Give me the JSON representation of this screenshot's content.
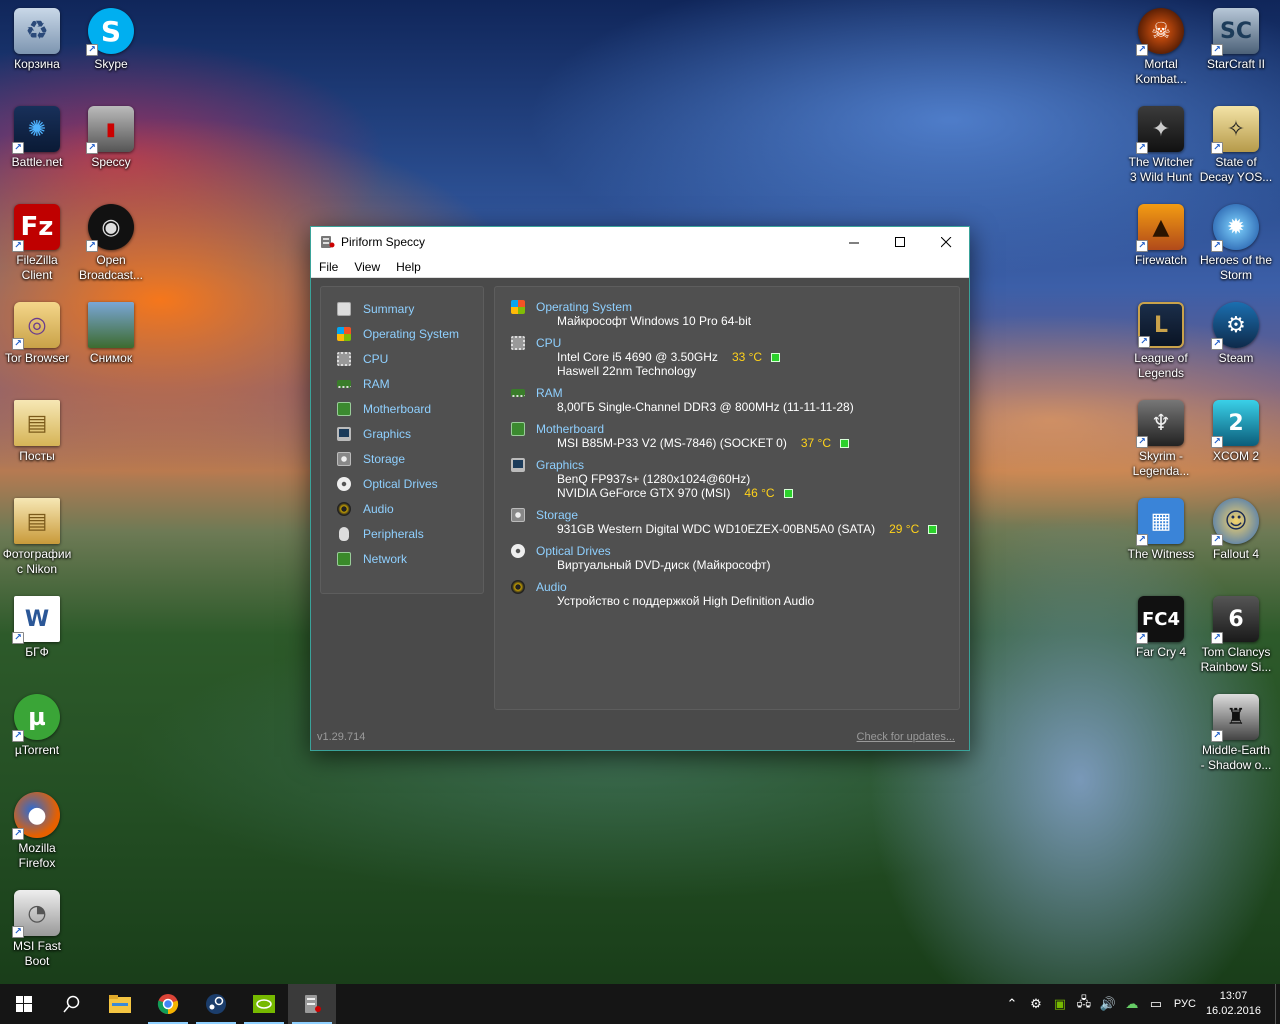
{
  "desktop_icons": {
    "recycle": "Корзина",
    "skype": "Skype",
    "battlenet": "Battle.net",
    "speccy": "Speccy",
    "filezilla": [
      "FileZilla",
      "Client"
    ],
    "obs": [
      "Open",
      "Broadcast..."
    ],
    "tor": "Tor Browser",
    "snimok": "Снимок",
    "posty": "Посты",
    "photos": [
      "Фотографии",
      "с Nikon"
    ],
    "bgf": "БГФ",
    "utorrent": "µTorrent",
    "firefox": [
      "Mozilla",
      "Firefox"
    ],
    "msiboot": [
      "MSI Fast",
      "Boot"
    ],
    "mortal": [
      "Mortal",
      "Kombat..."
    ],
    "starcraft": "StarCraft II",
    "witcher": [
      "The Witcher",
      "3 Wild Hunt"
    ],
    "sod": [
      "State of",
      "Decay YOS..."
    ],
    "firewatch": "Firewatch",
    "heroes": [
      "Heroes of the",
      "Storm"
    ],
    "lol": [
      "League of",
      "Legends"
    ],
    "steam": "Steam",
    "skyrim": [
      "Skyrim -",
      "Legenda..."
    ],
    "xcom": "XCOM 2",
    "witness": "The Witness",
    "fallout": "Fallout 4",
    "farcry": "Far Cry 4",
    "rainbow": [
      "Tom Clancys",
      "Rainbow Si..."
    ],
    "middleearth": [
      "Middle-Earth",
      "- Shadow o..."
    ]
  },
  "window": {
    "title": "Piriform Speccy",
    "menu": [
      "File",
      "View",
      "Help"
    ],
    "nav": [
      "Summary",
      "Operating System",
      "CPU",
      "RAM",
      "Motherboard",
      "Graphics",
      "Storage",
      "Optical Drives",
      "Audio",
      "Peripherals",
      "Network"
    ],
    "summary": {
      "os": {
        "title": "Operating System",
        "line1": "Майкрософт Windows 10 Pro 64-bit"
      },
      "cpu": {
        "title": "CPU",
        "line1": "Intel Core i5 4690 @ 3.50GHz",
        "temp": "33 °C",
        "line2": "Haswell 22nm Technology"
      },
      "ram": {
        "title": "RAM",
        "line1": "8,00ГБ Single-Channel DDR3 @ 800MHz (11-11-11-28)"
      },
      "motherboard": {
        "title": "Motherboard",
        "line1": "MSI B85M-P33 V2 (MS-7846) (SOCKET 0)",
        "temp": "37 °C"
      },
      "graphics": {
        "title": "Graphics",
        "line1": "BenQ FP937s+ (1280x1024@60Hz)",
        "line2": "NVIDIA GeForce GTX 970 (MSI)",
        "temp": "46 °C"
      },
      "storage": {
        "title": "Storage",
        "line1": "931GB Western Digital WDC WD10EZEX-00BN5A0 (SATA)",
        "temp": "29 °C"
      },
      "optical": {
        "title": "Optical Drives",
        "line1": "Виртуальный DVD-диск (Майкрософт)"
      },
      "audio": {
        "title": "Audio",
        "line1": "Устройство с поддержкой High Definition Audio"
      }
    },
    "version": "v1.29.714",
    "update_link": "Check for updates..."
  },
  "taskbar": {
    "lang": "РУС",
    "time": "13:07",
    "date": "16.02.2016"
  },
  "colors": {
    "accent": "#8fd0ff",
    "temp": "#ffd21a",
    "temp_ok": "#2bd12b",
    "window_border": "#3aa39a"
  }
}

········

REQUIRED WORK
Copy all lines in the listing above where the string "Майкрософт" appears.

REPLY
        "line1": "Майкрософт Windows 10 Pro 64-bit"
        "line1": "Виртуальный DVD-диск (Майкрософт)"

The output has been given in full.